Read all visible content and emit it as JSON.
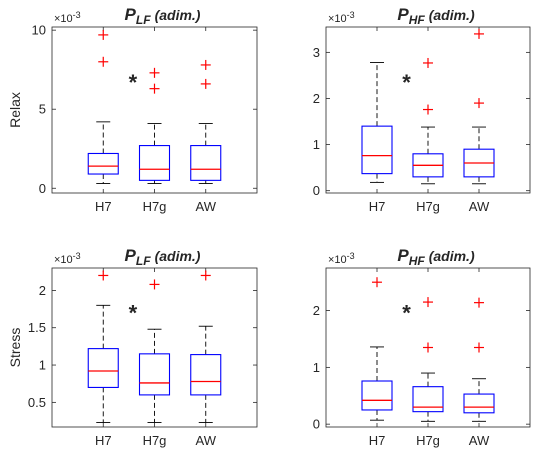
{
  "figure": {
    "row_labels": [
      "Relax",
      "Stress"
    ],
    "colors": {
      "box": "#0000FF",
      "median": "#FF0000",
      "outlier": "#FF0000",
      "whisker": "#000000",
      "axis": "#262626"
    }
  },
  "chart_data": [
    {
      "type": "box",
      "title": {
        "main": "P",
        "sub": "LF",
        "unit": "(adim.)"
      },
      "ylabel": "Relax",
      "exponent_label": "×10-3",
      "categories": [
        "H7",
        "H7g",
        "AW"
      ],
      "yticks": [
        0,
        5,
        10
      ],
      "ylim": [
        -0.3,
        10.2
      ],
      "significance": {
        "text": "*",
        "position": "between H7 and H7g, upper"
      },
      "boxes": [
        {
          "q1": 0.9,
          "median": 1.4,
          "q3": 2.2,
          "whisker_low": 0.3,
          "whisker_high": 4.2,
          "outliers": [
            8.0,
            9.7
          ]
        },
        {
          "q1": 0.5,
          "median": 1.2,
          "q3": 2.7,
          "whisker_low": 0.3,
          "whisker_high": 4.1,
          "outliers": [
            6.3,
            7.3
          ]
        },
        {
          "q1": 0.5,
          "median": 1.2,
          "q3": 2.7,
          "whisker_low": 0.3,
          "whisker_high": 4.1,
          "outliers": [
            6.6,
            7.8
          ]
        }
      ]
    },
    {
      "type": "box",
      "title": {
        "main": "P",
        "sub": "HF",
        "unit": "(adim.)"
      },
      "ylabel": "",
      "exponent_label": "×10-3",
      "categories": [
        "H7",
        "H7g",
        "AW"
      ],
      "yticks": [
        0,
        1,
        2,
        3
      ],
      "ylim": [
        -0.05,
        3.55
      ],
      "significance": {
        "text": "*",
        "position": "between H7 and H7g, upper"
      },
      "boxes": [
        {
          "q1": 0.37,
          "median": 0.76,
          "q3": 1.4,
          "whisker_low": 0.18,
          "whisker_high": 2.78,
          "outliers": []
        },
        {
          "q1": 0.3,
          "median": 0.55,
          "q3": 0.8,
          "whisker_low": 0.15,
          "whisker_high": 1.38,
          "outliers": [
            1.76,
            2.77
          ]
        },
        {
          "q1": 0.3,
          "median": 0.6,
          "q3": 0.9,
          "whisker_low": 0.15,
          "whisker_high": 1.38,
          "outliers": [
            1.9,
            3.4
          ]
        }
      ]
    },
    {
      "type": "box",
      "title": {
        "main": "P",
        "sub": "LF",
        "unit": "(adim.)"
      },
      "ylabel": "Stress",
      "exponent_label": "×10-3",
      "categories": [
        "H7",
        "H7g",
        "AW"
      ],
      "yticks": [
        0.5,
        1,
        1.5,
        2
      ],
      "yticklabels": [
        "0.5",
        "1",
        "1.5",
        "2"
      ],
      "ylim": [
        0.17,
        2.3
      ],
      "significance": {
        "text": "*",
        "position": "between H7 and H7g, middle"
      },
      "boxes": [
        {
          "q1": 0.7,
          "median": 0.92,
          "q3": 1.22,
          "whisker_low": 0.23,
          "whisker_high": 1.8,
          "outliers": [
            2.2
          ]
        },
        {
          "q1": 0.6,
          "median": 0.76,
          "q3": 1.15,
          "whisker_low": 0.23,
          "whisker_high": 1.48,
          "outliers": [
            2.08
          ]
        },
        {
          "q1": 0.6,
          "median": 0.78,
          "q3": 1.14,
          "whisker_low": 0.23,
          "whisker_high": 1.52,
          "outliers": [
            2.2
          ]
        }
      ]
    },
    {
      "type": "box",
      "title": {
        "main": "P",
        "sub": "HF",
        "unit": "(adim.)"
      },
      "ylabel": "",
      "exponent_label": "×10-3",
      "categories": [
        "H7",
        "H7g",
        "AW"
      ],
      "yticks": [
        0,
        1,
        2
      ],
      "ylim": [
        -0.05,
        2.75
      ],
      "significance": {
        "text": "*",
        "position": "between H7 and H7g, middle"
      },
      "boxes": [
        {
          "q1": 0.25,
          "median": 0.42,
          "q3": 0.76,
          "whisker_low": 0.07,
          "whisker_high": 1.36,
          "outliers": [
            2.5
          ]
        },
        {
          "q1": 0.22,
          "median": 0.3,
          "q3": 0.66,
          "whisker_low": 0.05,
          "whisker_high": 0.9,
          "outliers": [
            1.35,
            2.15
          ]
        },
        {
          "q1": 0.2,
          "median": 0.3,
          "q3": 0.53,
          "whisker_low": 0.05,
          "whisker_high": 0.8,
          "outliers": [
            1.35,
            2.14
          ]
        }
      ]
    }
  ]
}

REQUEST: Where a line holds "ylabel", copy it out.

SOLUTION TO THE EXERCISE:
      "ylabel": "Relax",
      "ylabel": "",
      "ylabel": "Stress",
      "ylabel": "",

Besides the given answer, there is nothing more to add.